Requirement:
Return the records that follow unaltered. Omit every picture.

(Entries from a dataset)
● ● ● ● ●

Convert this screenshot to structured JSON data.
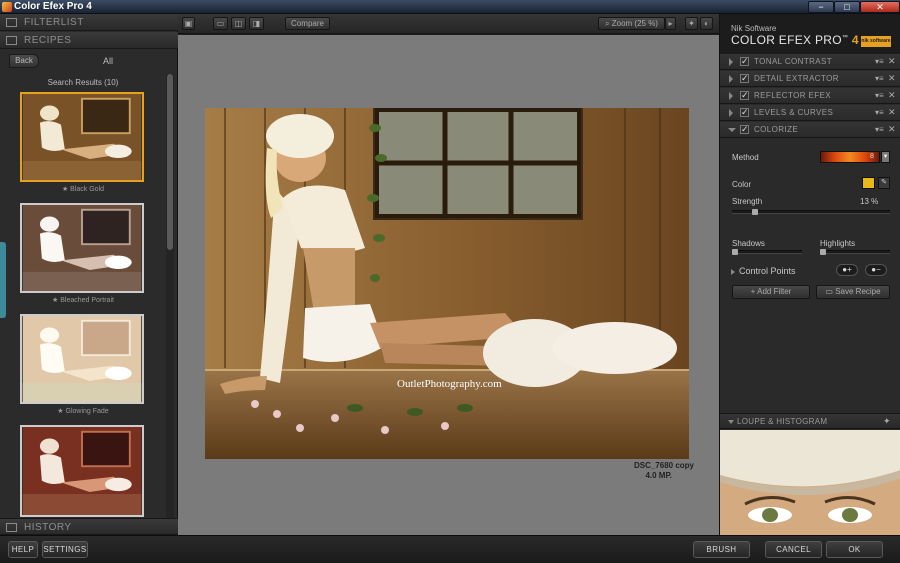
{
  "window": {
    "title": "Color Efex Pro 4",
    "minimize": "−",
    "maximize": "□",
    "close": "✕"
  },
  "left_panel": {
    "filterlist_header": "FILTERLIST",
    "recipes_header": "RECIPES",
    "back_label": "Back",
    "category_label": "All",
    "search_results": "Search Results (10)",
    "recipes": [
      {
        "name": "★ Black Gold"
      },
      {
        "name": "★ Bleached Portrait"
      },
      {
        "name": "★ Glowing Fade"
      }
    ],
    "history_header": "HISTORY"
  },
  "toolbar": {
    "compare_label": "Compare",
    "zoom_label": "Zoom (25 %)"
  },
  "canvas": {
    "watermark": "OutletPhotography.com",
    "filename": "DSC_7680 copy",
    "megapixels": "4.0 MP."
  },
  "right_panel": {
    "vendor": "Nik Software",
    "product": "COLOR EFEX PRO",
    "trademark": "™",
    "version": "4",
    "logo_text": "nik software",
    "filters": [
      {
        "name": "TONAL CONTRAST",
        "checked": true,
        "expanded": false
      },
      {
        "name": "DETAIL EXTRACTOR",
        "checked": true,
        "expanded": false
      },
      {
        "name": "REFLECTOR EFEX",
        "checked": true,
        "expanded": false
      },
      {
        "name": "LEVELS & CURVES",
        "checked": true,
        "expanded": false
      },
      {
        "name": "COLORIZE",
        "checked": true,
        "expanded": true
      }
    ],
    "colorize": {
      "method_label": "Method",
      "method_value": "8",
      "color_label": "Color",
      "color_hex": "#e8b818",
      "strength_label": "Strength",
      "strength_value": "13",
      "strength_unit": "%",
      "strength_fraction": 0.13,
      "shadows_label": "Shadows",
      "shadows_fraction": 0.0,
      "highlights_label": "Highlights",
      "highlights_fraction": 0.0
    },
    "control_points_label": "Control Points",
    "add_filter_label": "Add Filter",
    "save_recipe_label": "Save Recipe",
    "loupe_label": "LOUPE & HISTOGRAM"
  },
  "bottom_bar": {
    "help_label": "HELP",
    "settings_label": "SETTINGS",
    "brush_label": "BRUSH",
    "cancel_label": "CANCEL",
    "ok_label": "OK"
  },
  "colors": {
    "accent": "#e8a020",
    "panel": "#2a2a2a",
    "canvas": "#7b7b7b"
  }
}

● ● ● ● ●

Written solution:
Convert this screenshot to structured JSON data.
{
  "window": {
    "title": "Color Efex Pro 4",
    "minimize": "−",
    "maximize": "□",
    "close": "✕"
  },
  "left_panel": {
    "filterlist_header": "FILTERLIST",
    "recipes_header": "RECIPES",
    "back_label": "Back",
    "category_label": "All",
    "search_results": "Search Results (10)",
    "recipes": [
      {
        "name": "★ Black Gold"
      },
      {
        "name": "★ Bleached Portrait"
      },
      {
        "name": "★ Glowing Fade"
      }
    ],
    "history_header": "HISTORY"
  },
  "toolbar": {
    "compare_label": "Compare",
    "zoom_label": "Zoom (25 %)"
  },
  "canvas": {
    "watermark": "OutletPhotography.com",
    "filename": "DSC_7680 copy",
    "megapixels": "4.0 MP."
  },
  "right_panel": {
    "vendor": "Nik Software",
    "product": "COLOR EFEX PRO",
    "trademark": "™",
    "version": "4",
    "logo_text": "nik software",
    "filters": [
      {
        "name": "TONAL CONTRAST",
        "checked": true,
        "expanded": false
      },
      {
        "name": "DETAIL EXTRACTOR",
        "checked": true,
        "expanded": false
      },
      {
        "name": "REFLECTOR EFEX",
        "checked": true,
        "expanded": false
      },
      {
        "name": "LEVELS & CURVES",
        "checked": true,
        "expanded": false
      },
      {
        "name": "COLORIZE",
        "checked": true,
        "expanded": true
      }
    ],
    "colorize": {
      "method_label": "Method",
      "method_value": "8",
      "color_label": "Color",
      "color_hex": "#e8b818",
      "strength_label": "Strength",
      "strength_value": "13",
      "strength_unit": "%",
      "strength_fraction": 0.13,
      "shadows_label": "Shadows",
      "shadows_fraction": 0.0,
      "highlights_label": "Highlights",
      "highlights_fraction": 0.0
    },
    "control_points_label": "Control Points",
    "add_filter_label": "Add Filter",
    "save_recipe_label": "Save Recipe",
    "loupe_label": "LOUPE & HISTOGRAM"
  },
  "bottom_bar": {
    "help_label": "HELP",
    "settings_label": "SETTINGS",
    "brush_label": "BRUSH",
    "cancel_label": "CANCEL",
    "ok_label": "OK"
  },
  "colors": {
    "accent": "#e8a020",
    "panel": "#2a2a2a",
    "canvas": "#7b7b7b"
  }
}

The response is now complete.